◆ **Set problem**: Give the entries again exactly, every one of them.

◆ **Records for this exercise**:

···

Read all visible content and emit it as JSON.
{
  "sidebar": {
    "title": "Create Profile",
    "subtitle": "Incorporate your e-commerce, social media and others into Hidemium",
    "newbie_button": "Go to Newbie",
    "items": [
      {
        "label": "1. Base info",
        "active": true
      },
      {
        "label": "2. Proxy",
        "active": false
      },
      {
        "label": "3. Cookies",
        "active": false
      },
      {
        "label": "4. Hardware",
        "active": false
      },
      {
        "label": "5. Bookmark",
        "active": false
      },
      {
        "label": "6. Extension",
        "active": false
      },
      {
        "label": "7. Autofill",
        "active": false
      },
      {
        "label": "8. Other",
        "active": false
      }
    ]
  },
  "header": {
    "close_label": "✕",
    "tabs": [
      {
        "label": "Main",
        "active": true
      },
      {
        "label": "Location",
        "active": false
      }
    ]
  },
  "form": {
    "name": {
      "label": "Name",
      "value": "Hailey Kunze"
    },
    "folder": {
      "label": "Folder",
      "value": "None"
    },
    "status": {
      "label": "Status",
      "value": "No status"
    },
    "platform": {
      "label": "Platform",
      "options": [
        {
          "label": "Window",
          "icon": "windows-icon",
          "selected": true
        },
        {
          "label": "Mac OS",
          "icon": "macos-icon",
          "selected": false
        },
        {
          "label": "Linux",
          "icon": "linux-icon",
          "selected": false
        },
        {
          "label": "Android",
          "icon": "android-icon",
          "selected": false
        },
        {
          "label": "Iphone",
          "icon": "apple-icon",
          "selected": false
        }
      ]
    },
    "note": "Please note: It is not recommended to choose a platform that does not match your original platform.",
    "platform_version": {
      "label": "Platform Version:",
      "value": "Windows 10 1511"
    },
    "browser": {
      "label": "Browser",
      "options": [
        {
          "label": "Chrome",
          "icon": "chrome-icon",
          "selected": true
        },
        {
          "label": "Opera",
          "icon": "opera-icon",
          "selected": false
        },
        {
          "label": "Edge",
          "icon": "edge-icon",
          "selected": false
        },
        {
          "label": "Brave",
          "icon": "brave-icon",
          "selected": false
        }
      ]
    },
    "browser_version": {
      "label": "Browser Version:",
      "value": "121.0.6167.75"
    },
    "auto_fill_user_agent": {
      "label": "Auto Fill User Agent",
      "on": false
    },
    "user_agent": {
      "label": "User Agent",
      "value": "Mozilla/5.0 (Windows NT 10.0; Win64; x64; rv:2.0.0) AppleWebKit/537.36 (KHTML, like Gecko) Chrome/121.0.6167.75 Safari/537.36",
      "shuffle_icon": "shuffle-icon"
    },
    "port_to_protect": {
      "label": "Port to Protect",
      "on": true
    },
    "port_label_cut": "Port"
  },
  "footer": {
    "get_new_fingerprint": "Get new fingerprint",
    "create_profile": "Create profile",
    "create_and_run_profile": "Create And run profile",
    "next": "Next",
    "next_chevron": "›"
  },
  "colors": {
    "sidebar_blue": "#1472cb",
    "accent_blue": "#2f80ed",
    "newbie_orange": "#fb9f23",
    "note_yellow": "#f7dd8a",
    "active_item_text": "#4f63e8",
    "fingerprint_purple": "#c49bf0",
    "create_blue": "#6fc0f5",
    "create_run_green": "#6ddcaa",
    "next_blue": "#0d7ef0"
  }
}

···

◆ **Response**:
Read all visible content and emit it as JSON.
{
  "sidebar": {
    "title": "Create Profile",
    "subtitle": "Incorporate your e-commerce, social media and others into Hidemium",
    "newbie_button": "Go to Newbie",
    "items": [
      {
        "label": "1. Base info",
        "active": true
      },
      {
        "label": "2. Proxy",
        "active": false
      },
      {
        "label": "3. Cookies",
        "active": false
      },
      {
        "label": "4. Hardware",
        "active": false
      },
      {
        "label": "5. Bookmark",
        "active": false
      },
      {
        "label": "6. Extension",
        "active": false
      },
      {
        "label": "7. Autofill",
        "active": false
      },
      {
        "label": "8. Other",
        "active": false
      }
    ]
  },
  "header": {
    "close_label": "✕",
    "tabs": [
      {
        "label": "Main",
        "active": true
      },
      {
        "label": "Location",
        "active": false
      }
    ]
  },
  "form": {
    "name": {
      "label": "Name",
      "value": "Hailey Kunze"
    },
    "folder": {
      "label": "Folder",
      "value": "None"
    },
    "status": {
      "label": "Status",
      "value": "No status"
    },
    "platform": {
      "label": "Platform",
      "options": [
        {
          "label": "Window",
          "icon": "windows-icon",
          "selected": true
        },
        {
          "label": "Mac OS",
          "icon": "macos-icon",
          "selected": false
        },
        {
          "label": "Linux",
          "icon": "linux-icon",
          "selected": false
        },
        {
          "label": "Android",
          "icon": "android-icon",
          "selected": false
        },
        {
          "label": "Iphone",
          "icon": "apple-icon",
          "selected": false
        }
      ]
    },
    "note": "Please note: It is not recommended to choose a platform that does not match your original platform.",
    "platform_version": {
      "label": "Platform Version:",
      "value": "Windows 10 1511"
    },
    "browser": {
      "label": "Browser",
      "options": [
        {
          "label": "Chrome",
          "icon": "chrome-icon",
          "selected": true
        },
        {
          "label": "Opera",
          "icon": "opera-icon",
          "selected": false
        },
        {
          "label": "Edge",
          "icon": "edge-icon",
          "selected": false
        },
        {
          "label": "Brave",
          "icon": "brave-icon",
          "selected": false
        }
      ]
    },
    "browser_version": {
      "label": "Browser Version:",
      "value": "121.0.6167.75"
    },
    "auto_fill_user_agent": {
      "label": "Auto Fill User Agent",
      "on": false
    },
    "user_agent": {
      "label": "User Agent",
      "value": "Mozilla/5.0 (Windows NT 10.0; Win64; x64; rv:2.0.0) AppleWebKit/537.36 (KHTML, like Gecko) Chrome/121.0.6167.75 Safari/537.36",
      "shuffle_icon": "shuffle-icon"
    },
    "port_to_protect": {
      "label": "Port to Protect",
      "on": true
    },
    "port_label_cut": "Port"
  },
  "footer": {
    "get_new_fingerprint": "Get new fingerprint",
    "create_profile": "Create profile",
    "create_and_run_profile": "Create And run profile",
    "next": "Next",
    "next_chevron": "›"
  },
  "colors": {
    "sidebar_blue": "#1472cb",
    "accent_blue": "#2f80ed",
    "newbie_orange": "#fb9f23",
    "note_yellow": "#f7dd8a",
    "active_item_text": "#4f63e8",
    "fingerprint_purple": "#c49bf0",
    "create_blue": "#6fc0f5",
    "create_run_green": "#6ddcaa",
    "next_blue": "#0d7ef0"
  }
}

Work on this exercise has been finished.